» EXERCISE OBJECTIVE:
What follows is a set of entries. Give them again exactly, without the pictures.

» MATERIALS PROVIDED:
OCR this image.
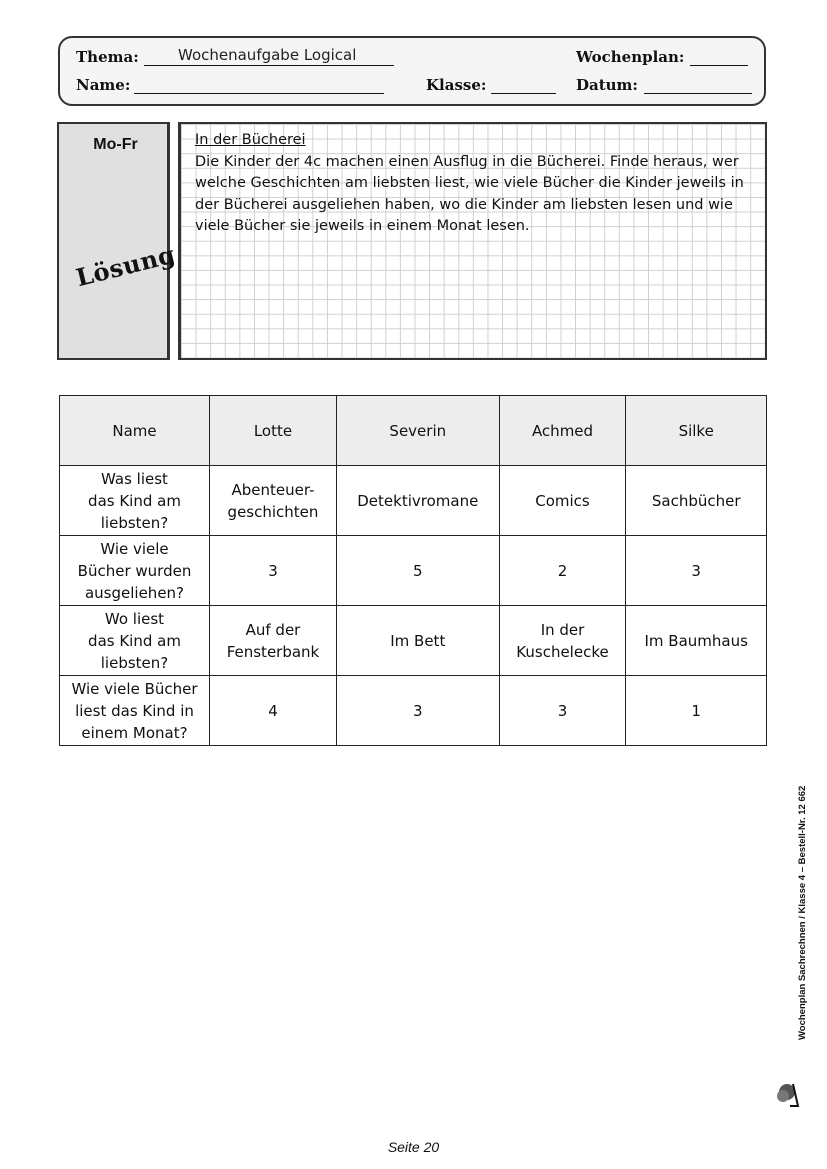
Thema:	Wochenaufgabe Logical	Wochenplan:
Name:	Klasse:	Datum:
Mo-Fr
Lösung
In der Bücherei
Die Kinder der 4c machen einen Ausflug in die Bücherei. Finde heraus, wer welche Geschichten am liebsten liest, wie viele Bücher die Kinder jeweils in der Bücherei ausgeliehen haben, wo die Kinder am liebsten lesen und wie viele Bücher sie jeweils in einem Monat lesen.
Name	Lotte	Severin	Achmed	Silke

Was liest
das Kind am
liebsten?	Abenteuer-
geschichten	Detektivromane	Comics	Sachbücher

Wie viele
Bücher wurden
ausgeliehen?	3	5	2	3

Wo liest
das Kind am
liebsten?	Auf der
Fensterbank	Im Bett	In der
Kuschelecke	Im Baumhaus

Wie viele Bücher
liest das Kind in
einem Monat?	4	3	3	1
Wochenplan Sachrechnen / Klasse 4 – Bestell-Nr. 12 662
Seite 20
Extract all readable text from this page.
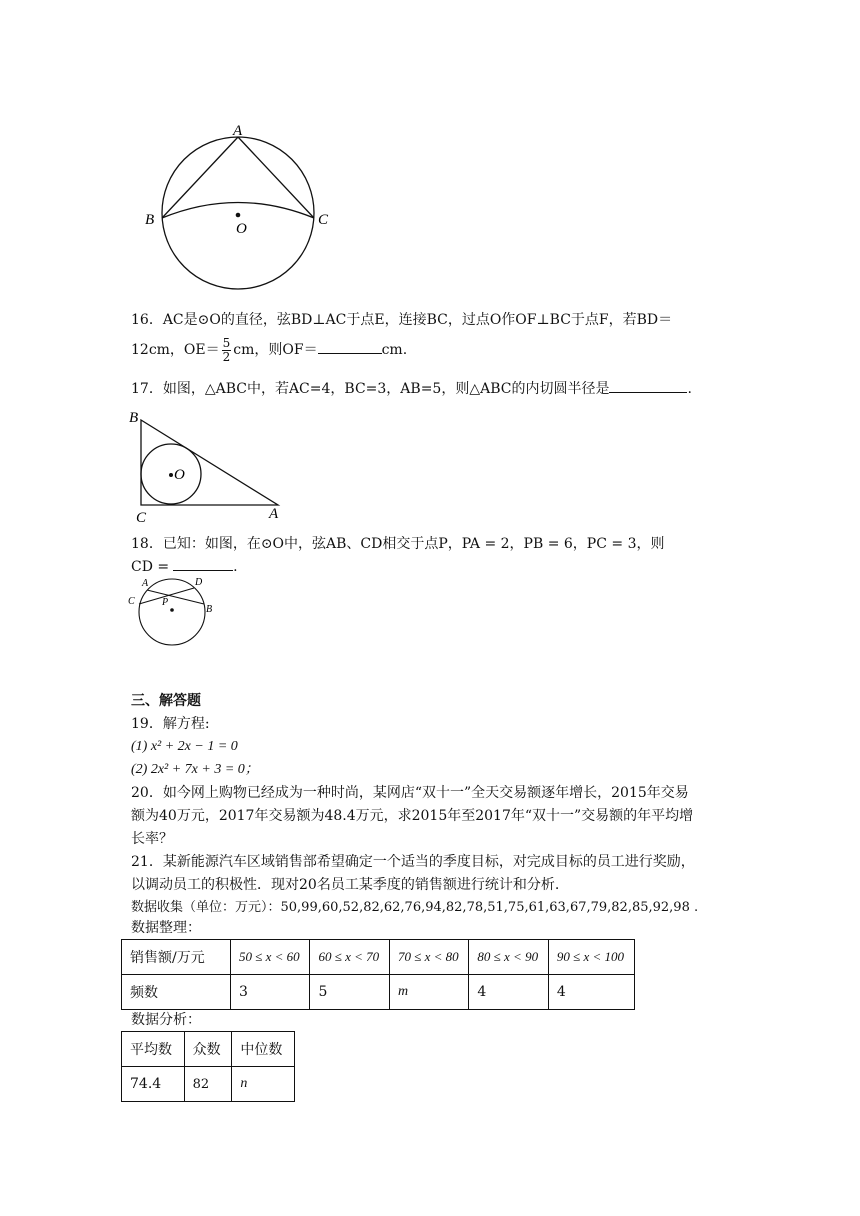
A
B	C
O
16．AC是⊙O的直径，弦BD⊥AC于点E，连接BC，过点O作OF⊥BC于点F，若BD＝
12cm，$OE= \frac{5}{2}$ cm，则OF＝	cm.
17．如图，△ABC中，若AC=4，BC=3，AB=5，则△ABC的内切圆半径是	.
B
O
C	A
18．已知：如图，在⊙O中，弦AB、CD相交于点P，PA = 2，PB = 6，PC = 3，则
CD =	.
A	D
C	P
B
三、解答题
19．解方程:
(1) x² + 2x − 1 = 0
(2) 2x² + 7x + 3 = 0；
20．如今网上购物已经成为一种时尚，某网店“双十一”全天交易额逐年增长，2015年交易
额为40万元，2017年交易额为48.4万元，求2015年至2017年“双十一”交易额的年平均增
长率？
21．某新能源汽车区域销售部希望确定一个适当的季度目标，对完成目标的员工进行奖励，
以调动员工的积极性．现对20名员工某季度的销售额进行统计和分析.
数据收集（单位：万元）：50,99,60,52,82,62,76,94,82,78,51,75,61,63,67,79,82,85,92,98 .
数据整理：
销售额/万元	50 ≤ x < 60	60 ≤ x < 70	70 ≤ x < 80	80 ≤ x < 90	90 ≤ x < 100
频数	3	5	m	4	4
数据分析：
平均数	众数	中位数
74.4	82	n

» RESPONSE TO THE TASK:
OCR this image.
Thema:	Wochenaufgabe Logical	Wochenplan:
Name:	Klasse:	Datum:
Mo-Fr
Lösung
In der Bücherei
Die Kinder der 4c machen einen Ausflug in die Bücherei. Finde heraus, wer welche Geschichten am liebsten liest, wie viele Bücher die Kinder jeweils in der Bücherei ausgeliehen haben, wo die Kinder am liebsten lesen und wie viele Bücher sie jeweils in einem Monat lesen.
Name	Lotte	Severin	Achmed	Silke

Was liest
das Kind am
liebsten?	Abenteuer-
geschichten	Detektivromane	Comics	Sachbücher

Wie viele
Bücher wurden
ausgeliehen?	3	5	2	3

Wo liest
das Kind am
liebsten?	Auf der
Fensterbank	Im Bett	In der
Kuschelecke	Im Baumhaus

Wie viele Bücher
liest das Kind in
einem Monat?	4	3	3	1
Wochenplan Sachrechnen / Klasse 4 – Bestell-Nr. 12 662
Seite 20
Extract all readable text from this page.
A
B	C
O
16．AC是⊙O的直径，弦BD⊥AC于点E，连接BC，过点O作OF⊥BC于点F，若BD＝
12cm，$OE= \frac{5}{2}$ cm，则OF＝	cm.
17．如图，△ABC中，若AC=4，BC=3，AB=5，则△ABC的内切圆半径是	.
B
O
C	A
18．已知：如图，在⊙O中，弦AB、CD相交于点P，PA = 2，PB = 6，PC = 3，则
CD =	.
A	D
C	P
B
三、解答题
19．解方程:
(1) x² + 2x − 1 = 0
(2) 2x² + 7x + 3 = 0；
20．如今网上购物已经成为一种时尚，某网店“双十一”全天交易额逐年增长，2015年交易
额为40万元，2017年交易额为48.4万元，求2015年至2017年“双十一”交易额的年平均增
长率？
21．某新能源汽车区域销售部希望确定一个适当的季度目标，对完成目标的员工进行奖励，
以调动员工的积极性．现对20名员工某季度的销售额进行统计和分析.
数据收集（单位：万元）：50,99,60,52,82,62,76,94,82,78,51,75,61,63,67,79,82,85,92,98 .
数据整理：
销售额/万元	50 ≤ x < 60	60 ≤ x < 70	70 ≤ x < 80	80 ≤ x < 90	90 ≤ x < 100
频数	3	5	m	4	4
数据分析：
平均数	众数	中位数
74.4	82	n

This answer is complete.